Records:
○ ○ ○

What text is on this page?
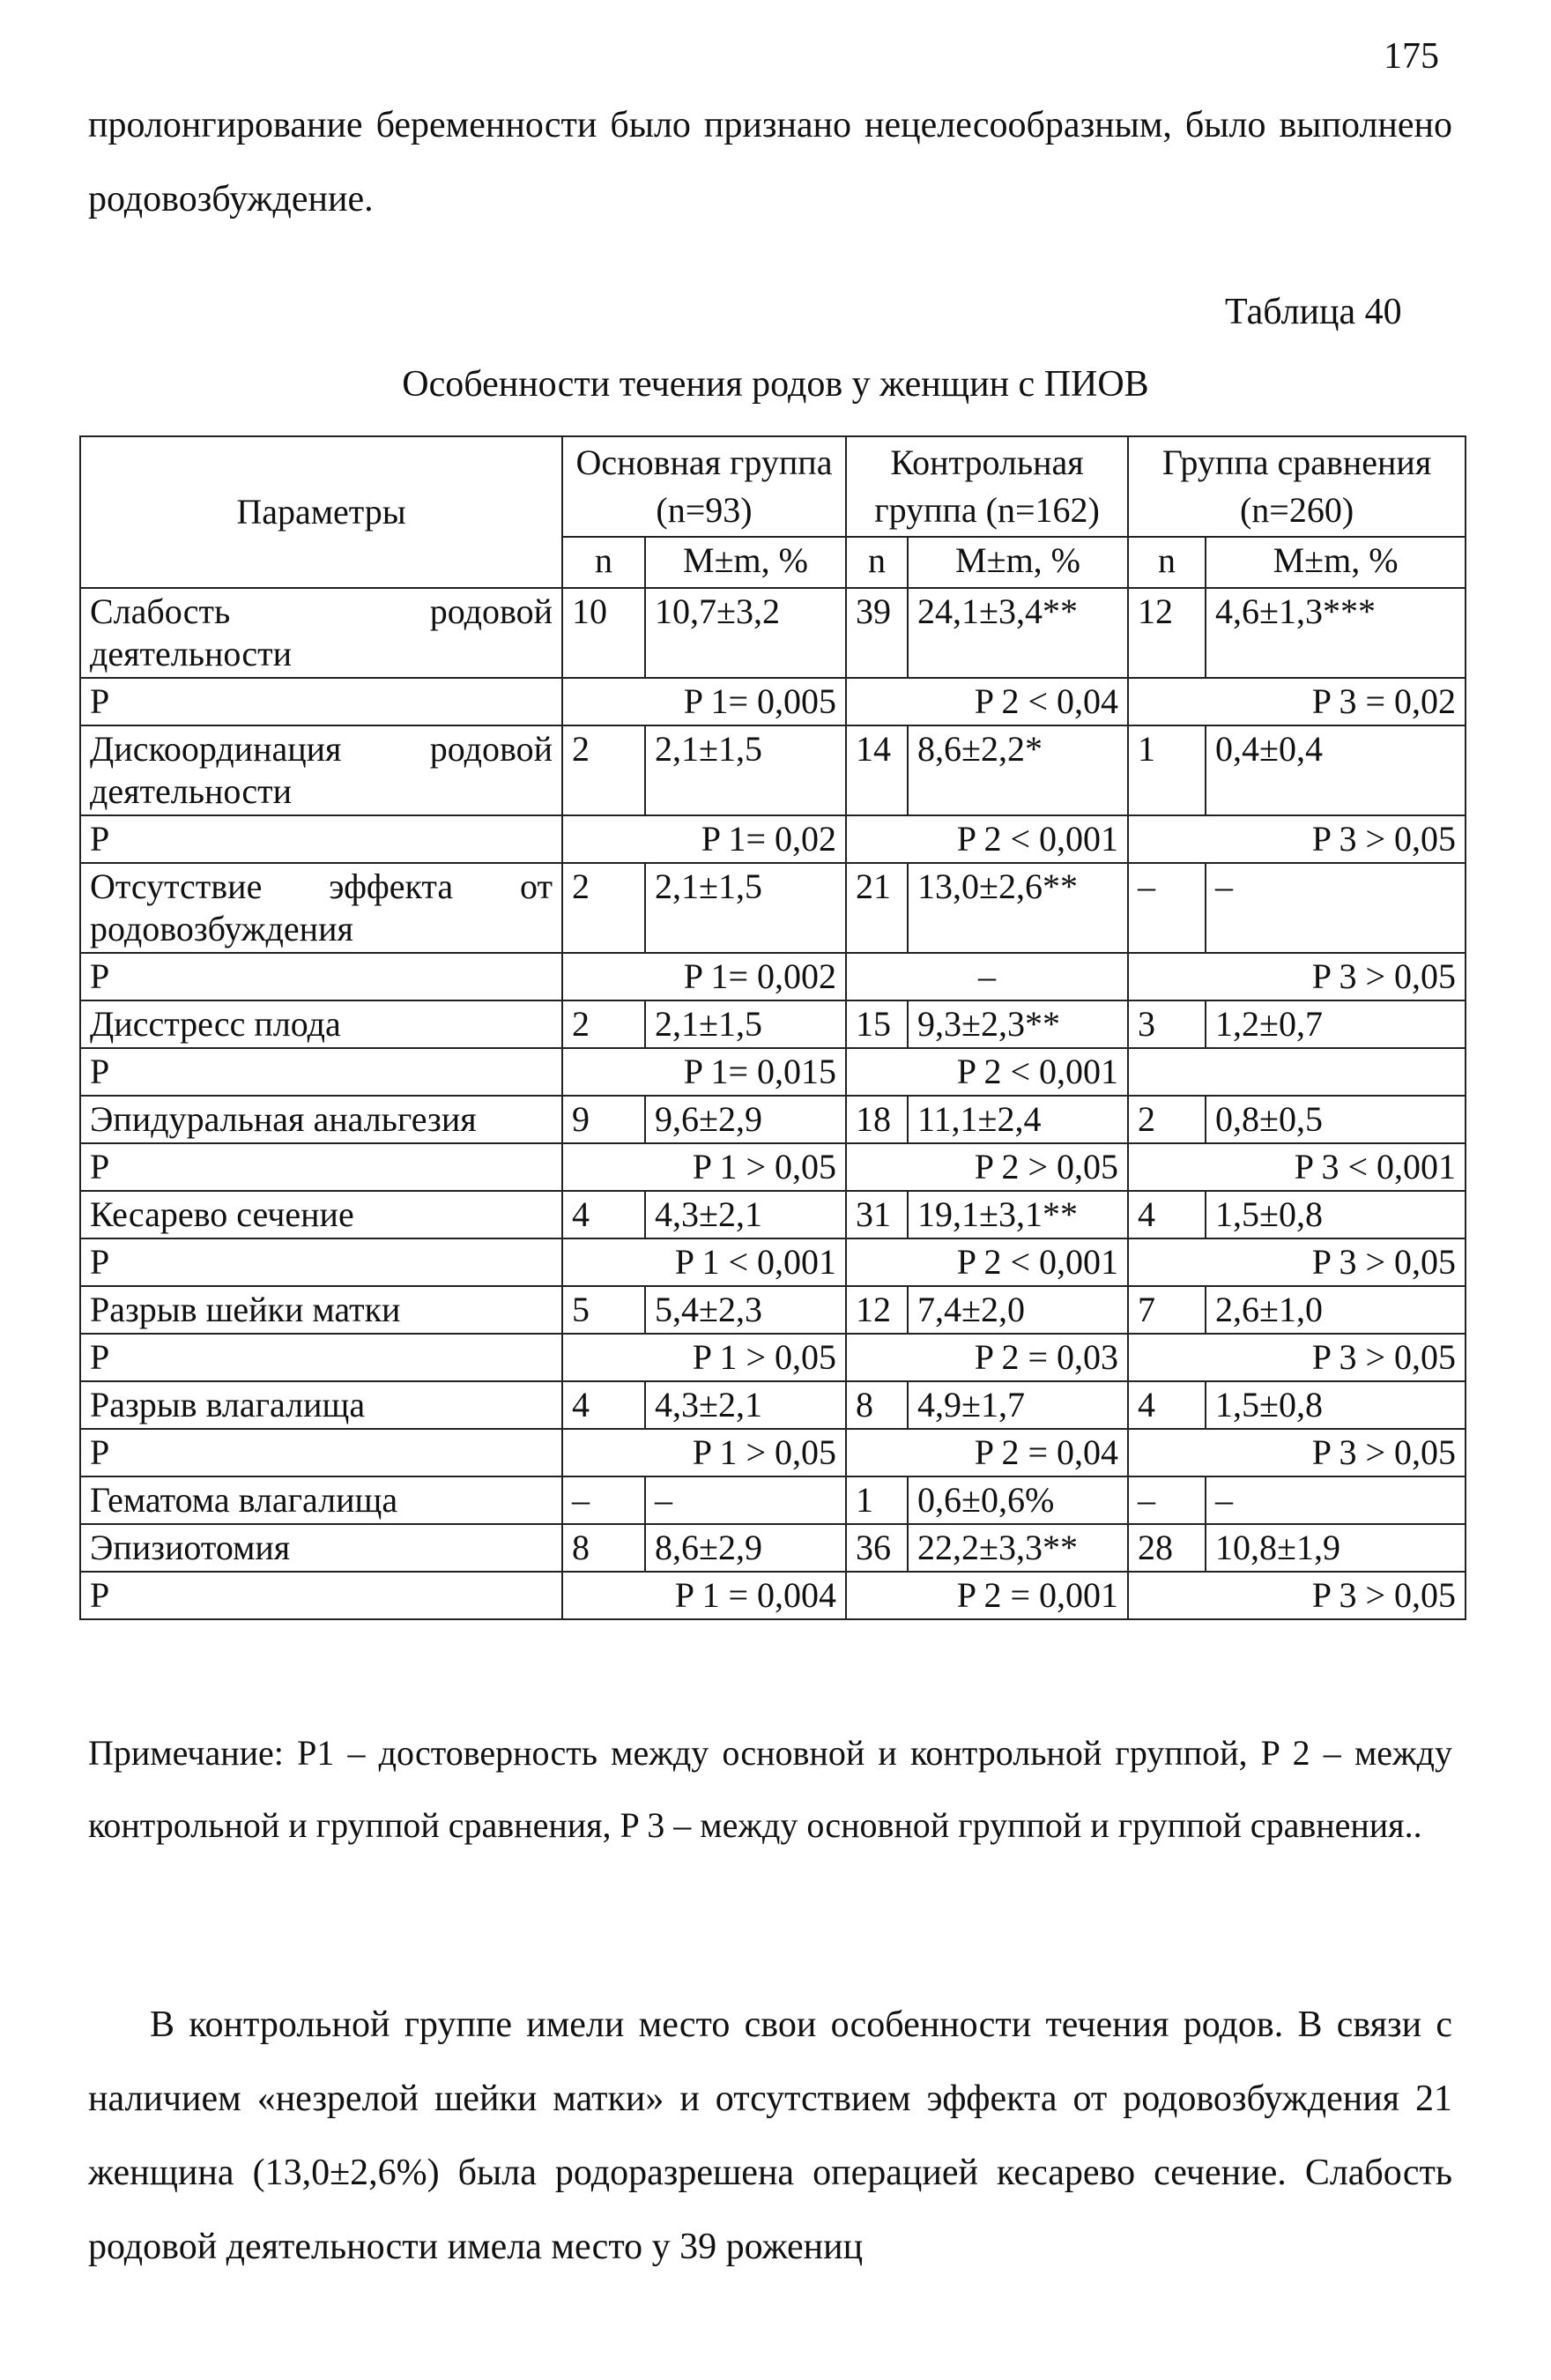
175

пролонгирование беременности было признано нецелесообразным, было выполнено родовозбуждение.

Таблица 40
Особенности течения родов у женщин с ПИОВ
Параметры	Основная группа (n=93)		Контрольная группа (n=162)		Группа сравнения (n=260)	
	n	M±m, %	n	M±m, %	n	M±m, %
Слабость родовой деятельности	10	10,7±3,2	39	24,1±3,4**	12	4,6±1,3***
P	P 1= 0,005		P 2 < 0,04		P 3 = 0,02	
Дискоординация родовой деятельности	2	2,1±1,5	14	8,6±2,2*	1	0,4±0,4
P	P 1= 0,02		P 2 < 0,001		P 3 > 0,05	
Отсутствие эффекта от родовозбуждения	2	2,1±1,5	21	13,0±2,6**	–	–
P	P 1= 0,002		–		P 3 > 0,05	
Дисстресс плода	2	2,1±1,5	15	9,3±2,3**	3	1,2±0,7
P	P 1= 0,015		P 2 < 0,001			
Эпидуральная анальгезия	9	9,6±2,9	18	11,1±2,4	2	0,8±0,5
P	P 1 > 0,05		P 2 > 0,05		P 3 < 0,001	
Кесарево сечение	4	4,3±2,1	31	19,1±3,1**	4	1,5±0,8
P	P 1 < 0,001		P 2 < 0,001		P 3 > 0,05	
Разрыв шейки матки	5	5,4±2,3	12	7,4±2,0	7	2,6±1,0
P	P 1 > 0,05		P 2 = 0,03		P 3 > 0,05	
Разрыв влагалища	4	4,3±2,1	8	4,9±1,7	4	1,5±0,8
P	P 1 > 0,05		P 2 = 0,04		P 3 > 0,05	
Гематома влагалища	–	–	1	0,6±0,6%	–	–
Эпизиотомия	8	8,6±2,9	36	22,2±3,3**	28	10,8±1,9
P	P 1 = 0,004		P 2 = 0,001		P 3 > 0,05	

Примечание: P1 – достоверность между основной и контрольной группой, P 2 – между контрольной и группой сравнения, P 3 – между основной группой и группой сравнения..

В контрольной группе имели место свои особенности течения родов. В связи с наличием «незрелой шейки матки» и отсутствием эффекта от родовозбуждения 21 женщина (13,0±2,6%) была родоразрешена операцией кесарево сечение. Слабость родовой деятельности имела место у 39 рожениц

○ ○ ○

* **Instruction**
All entries must be written out again exactly as given, with no pictures in the copy.

* **Response to the task**
What text is on this page?
175

пролонгирование беременности было признано нецелесообразным, было выполнено родовозбуждение.

Таблица 40
Особенности течения родов у женщин с ПИОВ
Параметры	Основная группа (n=93)		Контрольная группа (n=162)		Группа сравнения (n=260)	
	n	M±m, %	n	M±m, %	n	M±m, %
Слабость родовой деятельности	10	10,7±3,2	39	24,1±3,4**	12	4,6±1,3***
P	P 1= 0,005		P 2 < 0,04		P 3 = 0,02	
Дискоординация родовой деятельности	2	2,1±1,5	14	8,6±2,2*	1	0,4±0,4
P	P 1= 0,02		P 2 < 0,001		P 3 > 0,05	
Отсутствие эффекта от родовозбуждения	2	2,1±1,5	21	13,0±2,6**	–	–
P	P 1= 0,002		–		P 3 > 0,05	
Дисстресс плода	2	2,1±1,5	15	9,3±2,3**	3	1,2±0,7
P	P 1= 0,015		P 2 < 0,001			
Эпидуральная анальгезия	9	9,6±2,9	18	11,1±2,4	2	0,8±0,5
P	P 1 > 0,05		P 2 > 0,05		P 3 < 0,001	
Кесарево сечение	4	4,3±2,1	31	19,1±3,1**	4	1,5±0,8
P	P 1 < 0,001		P 2 < 0,001		P 3 > 0,05	
Разрыв шейки матки	5	5,4±2,3	12	7,4±2,0	7	2,6±1,0
P	P 1 > 0,05		P 2 = 0,03		P 3 > 0,05	
Разрыв влагалища	4	4,3±2,1	8	4,9±1,7	4	1,5±0,8
P	P 1 > 0,05		P 2 = 0,04		P 3 > 0,05	
Гематома влагалища	–	–	1	0,6±0,6%	–	–
Эпизиотомия	8	8,6±2,9	36	22,2±3,3**	28	10,8±1,9
P	P 1 = 0,004		P 2 = 0,001		P 3 > 0,05	

Примечание: P1 – достоверность между основной и контрольной группой, P 2 – между контрольной и группой сравнения, P 3 – между основной группой и группой сравнения..

В контрольной группе имели место свои особенности течения родов. В связи с наличием «незрелой шейки матки» и отсутствием эффекта от родовозбуждения 21 женщина (13,0±2,6%) была родоразрешена операцией кесарево сечение. Слабость родовой деятельности имела место у 39 рожениц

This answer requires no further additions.